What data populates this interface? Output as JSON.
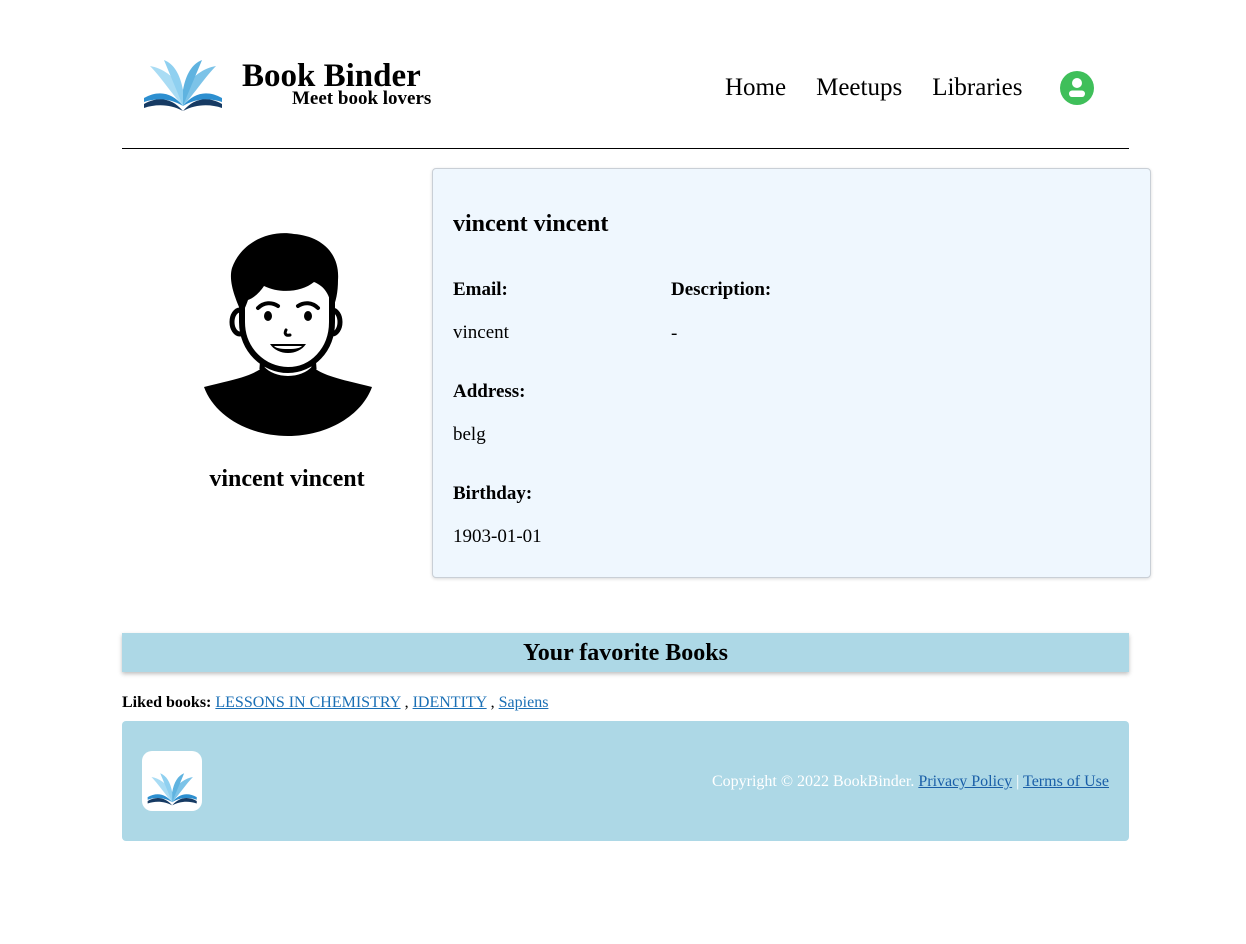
{
  "header": {
    "brand_title": "Book Binder",
    "brand_tagline": "Meet book lovers",
    "logo_icon": "open-book-icon",
    "nav": [
      {
        "label": "Home"
      },
      {
        "label": "Meetups"
      },
      {
        "label": "Libraries"
      }
    ],
    "user_icon": "user-circle-icon",
    "user_icon_color": "#3fbf5a"
  },
  "profile": {
    "name": "vincent vincent",
    "avatar_icon": "person-avatar-icon",
    "card_name": "vincent vincent",
    "email_label": "Email:",
    "email_value": "vincent",
    "description_label": "Description:",
    "description_value": "-",
    "address_label": "Address:",
    "address_value": "belg",
    "birthday_label": "Birthday:",
    "birthday_value": "1903-01-01",
    "card_bg": "#eff7fe"
  },
  "favorites": {
    "heading": "Your favorite Books",
    "liked_label": "Liked books:",
    "books": [
      "LESSONS IN CHEMISTRY",
      "IDENTITY",
      "Sapiens"
    ],
    "separator": ",",
    "bar_color": "#add8e6"
  },
  "footer": {
    "copyright": "Copyright © 2022 BookBinder.",
    "privacy_label": "Privacy Policy",
    "divider": "|",
    "terms_label": "Terms of Use",
    "logo_icon": "open-book-icon",
    "bg_color": "#add8e6"
  }
}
*****
> [WHAT TO PRODUCE]:
Omit every image. Quote each record exactly.

> [FINAL RESULT]:
What data populates this interface? Output as JSON.
{
  "header": {
    "brand_title": "Book Binder",
    "brand_tagline": "Meet book lovers",
    "logo_icon": "open-book-icon",
    "nav": [
      {
        "label": "Home"
      },
      {
        "label": "Meetups"
      },
      {
        "label": "Libraries"
      }
    ],
    "user_icon": "user-circle-icon",
    "user_icon_color": "#3fbf5a"
  },
  "profile": {
    "name": "vincent vincent",
    "avatar_icon": "person-avatar-icon",
    "card_name": "vincent vincent",
    "email_label": "Email:",
    "email_value": "vincent",
    "description_label": "Description:",
    "description_value": "-",
    "address_label": "Address:",
    "address_value": "belg",
    "birthday_label": "Birthday:",
    "birthday_value": "1903-01-01",
    "card_bg": "#eff7fe"
  },
  "favorites": {
    "heading": "Your favorite Books",
    "liked_label": "Liked books:",
    "books": [
      "LESSONS IN CHEMISTRY",
      "IDENTITY",
      "Sapiens"
    ],
    "separator": ",",
    "bar_color": "#add8e6"
  },
  "footer": {
    "copyright": "Copyright © 2022 BookBinder.",
    "privacy_label": "Privacy Policy",
    "divider": "|",
    "terms_label": "Terms of Use",
    "logo_icon": "open-book-icon",
    "bg_color": "#add8e6"
  }
}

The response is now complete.